- [What you are asked to do]: Write the listing out again, all of it, word for word.

[Start of Provided entries]

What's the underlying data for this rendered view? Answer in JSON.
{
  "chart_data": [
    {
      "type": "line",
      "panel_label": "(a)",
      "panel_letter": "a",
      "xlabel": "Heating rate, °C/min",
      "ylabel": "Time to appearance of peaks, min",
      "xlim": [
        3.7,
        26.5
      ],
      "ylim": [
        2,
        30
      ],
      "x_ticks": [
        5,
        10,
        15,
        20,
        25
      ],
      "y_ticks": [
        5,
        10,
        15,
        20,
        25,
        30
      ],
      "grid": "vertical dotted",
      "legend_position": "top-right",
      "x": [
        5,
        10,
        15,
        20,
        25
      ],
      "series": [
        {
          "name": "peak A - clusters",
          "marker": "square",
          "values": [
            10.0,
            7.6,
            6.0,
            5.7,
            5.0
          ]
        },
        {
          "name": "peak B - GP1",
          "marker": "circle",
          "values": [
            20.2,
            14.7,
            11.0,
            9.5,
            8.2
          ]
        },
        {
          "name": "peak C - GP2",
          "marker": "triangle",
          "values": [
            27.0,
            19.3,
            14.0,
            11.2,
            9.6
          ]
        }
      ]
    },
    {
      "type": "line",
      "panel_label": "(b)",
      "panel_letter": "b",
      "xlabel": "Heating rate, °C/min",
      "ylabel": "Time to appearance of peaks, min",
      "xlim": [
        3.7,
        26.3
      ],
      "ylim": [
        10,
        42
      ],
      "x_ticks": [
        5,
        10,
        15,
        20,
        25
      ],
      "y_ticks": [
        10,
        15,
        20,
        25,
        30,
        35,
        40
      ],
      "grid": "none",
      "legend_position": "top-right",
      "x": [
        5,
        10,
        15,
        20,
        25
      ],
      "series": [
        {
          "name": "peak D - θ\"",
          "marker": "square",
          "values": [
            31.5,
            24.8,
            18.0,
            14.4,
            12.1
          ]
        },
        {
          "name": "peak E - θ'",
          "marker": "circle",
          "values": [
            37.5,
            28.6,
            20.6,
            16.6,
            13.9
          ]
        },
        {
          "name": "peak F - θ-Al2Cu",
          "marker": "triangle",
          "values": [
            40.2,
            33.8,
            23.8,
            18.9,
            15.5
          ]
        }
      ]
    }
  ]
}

[End of Provided entries]

- [Solution to this task]:
What's the underlying data for this rendered view? Answer in JSON.
{
  "chart_data": [
    {
      "type": "line",
      "panel_label": "(a)",
      "panel_letter": "a",
      "xlabel": "Heating rate, °C/min",
      "ylabel": "Time to appearance of peaks, min",
      "xlim": [
        3.7,
        26.5
      ],
      "ylim": [
        2,
        30
      ],
      "x_ticks": [
        5,
        10,
        15,
        20,
        25
      ],
      "y_ticks": [
        5,
        10,
        15,
        20,
        25,
        30
      ],
      "grid": "vertical dotted",
      "legend_position": "top-right",
      "x": [
        5,
        10,
        15,
        20,
        25
      ],
      "series": [
        {
          "name": "peak A - clusters",
          "marker": "square",
          "values": [
            10.0,
            7.6,
            6.0,
            5.7,
            5.0
          ]
        },
        {
          "name": "peak B - GP1",
          "marker": "circle",
          "values": [
            20.2,
            14.7,
            11.0,
            9.5,
            8.2
          ]
        },
        {
          "name": "peak C - GP2",
          "marker": "triangle",
          "values": [
            27.0,
            19.3,
            14.0,
            11.2,
            9.6
          ]
        }
      ]
    },
    {
      "type": "line",
      "panel_label": "(b)",
      "panel_letter": "b",
      "xlabel": "Heating rate, °C/min",
      "ylabel": "Time to appearance of peaks, min",
      "xlim": [
        3.7,
        26.3
      ],
      "ylim": [
        10,
        42
      ],
      "x_ticks": [
        5,
        10,
        15,
        20,
        25
      ],
      "y_ticks": [
        10,
        15,
        20,
        25,
        30,
        35,
        40
      ],
      "grid": "none",
      "legend_position": "top-right",
      "x": [
        5,
        10,
        15,
        20,
        25
      ],
      "series": [
        {
          "name": "peak D - θ\"",
          "marker": "square",
          "values": [
            31.5,
            24.8,
            18.0,
            14.4,
            12.1
          ]
        },
        {
          "name": "peak E - θ'",
          "marker": "circle",
          "values": [
            37.5,
            28.6,
            20.6,
            16.6,
            13.9
          ]
        },
        {
          "name": "peak F - θ-Al2Cu",
          "marker": "triangle",
          "values": [
            40.2,
            33.8,
            23.8,
            18.9,
            15.5
          ]
        }
      ]
    }
  ]
}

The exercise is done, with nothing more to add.